Directions: Transcribe all of the material exactly. Any picture in it should be left out.

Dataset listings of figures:
--- Begin ---

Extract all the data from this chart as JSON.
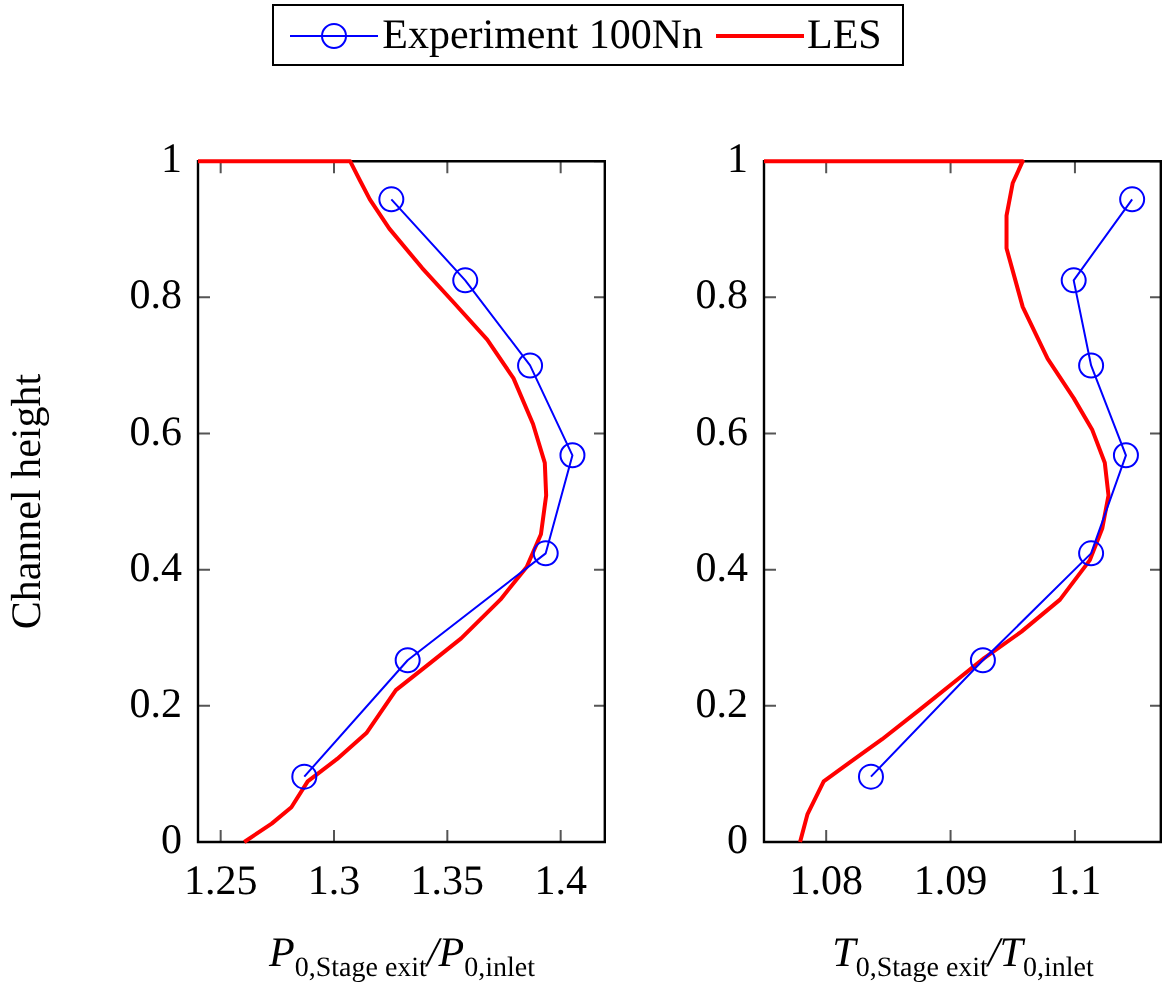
{
  "chart_data": [
    {
      "type": "line",
      "xlabel": "P$_{0,Stage exit}$/P$_{0,inlet}$",
      "ylabel": "Channel height",
      "legend": "top",
      "grid": false,
      "xlim": [
        1.24,
        1.42
      ],
      "xticks": [
        1.25,
        1.3,
        1.35,
        1.4
      ],
      "ylim": [
        0,
        1
      ],
      "yticks": [
        0,
        0.2,
        0.4,
        0.6,
        0.8,
        1
      ],
      "series": [
        {
          "name": "Experiment 100Nn",
          "color": "#0000ff",
          "marker": "circle",
          "x": [
            1.3253,
            1.3579,
            1.3865,
            1.4052,
            1.3934,
            1.3325,
            1.2869
          ],
          "values": [
            0.944,
            0.825,
            0.7,
            0.568,
            0.424,
            0.267,
            0.096
          ]
        },
        {
          "name": "LES",
          "color": "#ff0000",
          "marker": "none",
          "x": [
            1.2604,
            1.2725,
            1.2812,
            1.2884,
            1.3014,
            1.3143,
            1.3273,
            1.3417,
            1.3561,
            1.3734,
            1.385,
            1.3913,
            1.3936,
            1.393,
            1.3878,
            1.3792,
            1.3676,
            1.3532,
            1.3389,
            1.3244,
            1.3158,
            1.3114,
            1.3071,
            1.24
          ],
          "values": [
            0,
            0.027,
            0.051,
            0.089,
            0.122,
            0.16,
            0.223,
            0.261,
            0.299,
            0.356,
            0.404,
            0.452,
            0.509,
            0.557,
            0.614,
            0.681,
            0.738,
            0.791,
            0.843,
            0.901,
            0.944,
            0.972,
            1,
            1
          ]
        }
      ]
    },
    {
      "type": "line",
      "xlabel": "T$_{0,Stage exit}$/T$_{0,inlet}$",
      "legend": "top",
      "grid": false,
      "xlim": [
        1.075,
        1.107
      ],
      "xticks": [
        1.08,
        1.09,
        1.1
      ],
      "ylim": [
        0,
        1
      ],
      "yticks": [
        0,
        0.2,
        0.4,
        0.6,
        0.8,
        1
      ],
      "series": [
        {
          "name": "Experiment 100Nn",
          "color": "#0000ff",
          "marker": "circle",
          "x": [
            1.1046,
            1.0999,
            1.1013,
            1.1041,
            1.1013,
            1.0926,
            1.0836
          ],
          "values": [
            0.944,
            0.825,
            0.7,
            0.568,
            0.424,
            0.267,
            0.096
          ]
        },
        {
          "name": "LES",
          "color": "#ff0000",
          "marker": "none",
          "x": [
            1.0779,
            1.0785,
            1.0798,
            1.0819,
            1.0845,
            1.0875,
            1.0901,
            1.0927,
            1.0957,
            1.0988,
            1.1012,
            1.1022,
            1.1027,
            1.1024,
            1.1014,
            1.0999,
            1.0978,
            1.0958,
            1.0945,
            1.0945,
            1.095,
            1.0958,
            1.075
          ],
          "values": [
            0,
            0.041,
            0.089,
            0.117,
            0.151,
            0.194,
            0.232,
            0.27,
            0.309,
            0.356,
            0.414,
            0.461,
            0.509,
            0.557,
            0.605,
            0.652,
            0.71,
            0.786,
            0.872,
            0.92,
            0.968,
            1,
            1
          ]
        }
      ]
    }
  ]
}
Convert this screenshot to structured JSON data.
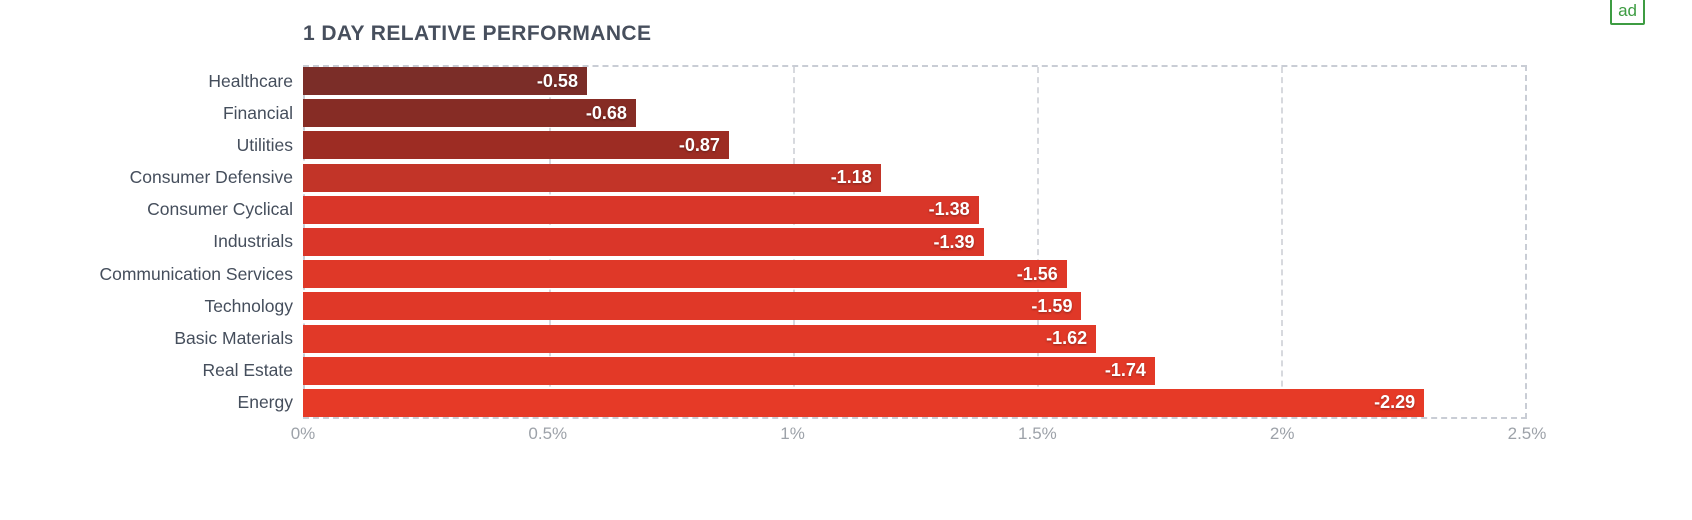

--- End ---

Correct result:
Extract all the data from this chart as JSON.
{
  "chart_data": [
    {
      "type": "line",
      "xlabel": "P$_{0,Stage exit}$/P$_{0,inlet}$",
      "ylabel": "Channel height",
      "legend": "top",
      "grid": false,
      "xlim": [
        1.24,
        1.42
      ],
      "xticks": [
        1.25,
        1.3,
        1.35,
        1.4
      ],
      "ylim": [
        0,
        1
      ],
      "yticks": [
        0,
        0.2,
        0.4,
        0.6,
        0.8,
        1
      ],
      "series": [
        {
          "name": "Experiment 100Nn",
          "color": "#0000ff",
          "marker": "circle",
          "x": [
            1.3253,
            1.3579,
            1.3865,
            1.4052,
            1.3934,
            1.3325,
            1.2869
          ],
          "values": [
            0.944,
            0.825,
            0.7,
            0.568,
            0.424,
            0.267,
            0.096
          ]
        },
        {
          "name": "LES",
          "color": "#ff0000",
          "marker": "none",
          "x": [
            1.2604,
            1.2725,
            1.2812,
            1.2884,
            1.3014,
            1.3143,
            1.3273,
            1.3417,
            1.3561,
            1.3734,
            1.385,
            1.3913,
            1.3936,
            1.393,
            1.3878,
            1.3792,
            1.3676,
            1.3532,
            1.3389,
            1.3244,
            1.3158,
            1.3114,
            1.3071,
            1.24
          ],
          "values": [
            0,
            0.027,
            0.051,
            0.089,
            0.122,
            0.16,
            0.223,
            0.261,
            0.299,
            0.356,
            0.404,
            0.452,
            0.509,
            0.557,
            0.614,
            0.681,
            0.738,
            0.791,
            0.843,
            0.901,
            0.944,
            0.972,
            1,
            1
          ]
        }
      ]
    },
    {
      "type": "line",
      "xlabel": "T$_{0,Stage exit}$/T$_{0,inlet}$",
      "legend": "top",
      "grid": false,
      "xlim": [
        1.075,
        1.107
      ],
      "xticks": [
        1.08,
        1.09,
        1.1
      ],
      "ylim": [
        0,
        1
      ],
      "yticks": [
        0,
        0.2,
        0.4,
        0.6,
        0.8,
        1
      ],
      "series": [
        {
          "name": "Experiment 100Nn",
          "color": "#0000ff",
          "marker": "circle",
          "x": [
            1.1046,
            1.0999,
            1.1013,
            1.1041,
            1.1013,
            1.0926,
            1.0836
          ],
          "values": [
            0.944,
            0.825,
            0.7,
            0.568,
            0.424,
            0.267,
            0.096
          ]
        },
        {
          "name": "LES",
          "color": "#ff0000",
          "marker": "none",
          "x": [
            1.0779,
            1.0785,
            1.0798,
            1.0819,
            1.0845,
            1.0875,
            1.0901,
            1.0927,
            1.0957,
            1.0988,
            1.1012,
            1.1022,
            1.1027,
            1.1024,
            1.1014,
            1.0999,
            1.0978,
            1.0958,
            1.0945,
            1.0945,
            1.095,
            1.0958,
            1.075
          ],
          "values": [
            0,
            0.041,
            0.089,
            0.117,
            0.151,
            0.194,
            0.232,
            0.27,
            0.309,
            0.356,
            0.414,
            0.461,
            0.509,
            0.557,
            0.605,
            0.652,
            0.71,
            0.786,
            0.872,
            0.92,
            0.968,
            1,
            1
          ]
        }
      ]
    }
  ]
}
Convert this screenshot to structured JSON data.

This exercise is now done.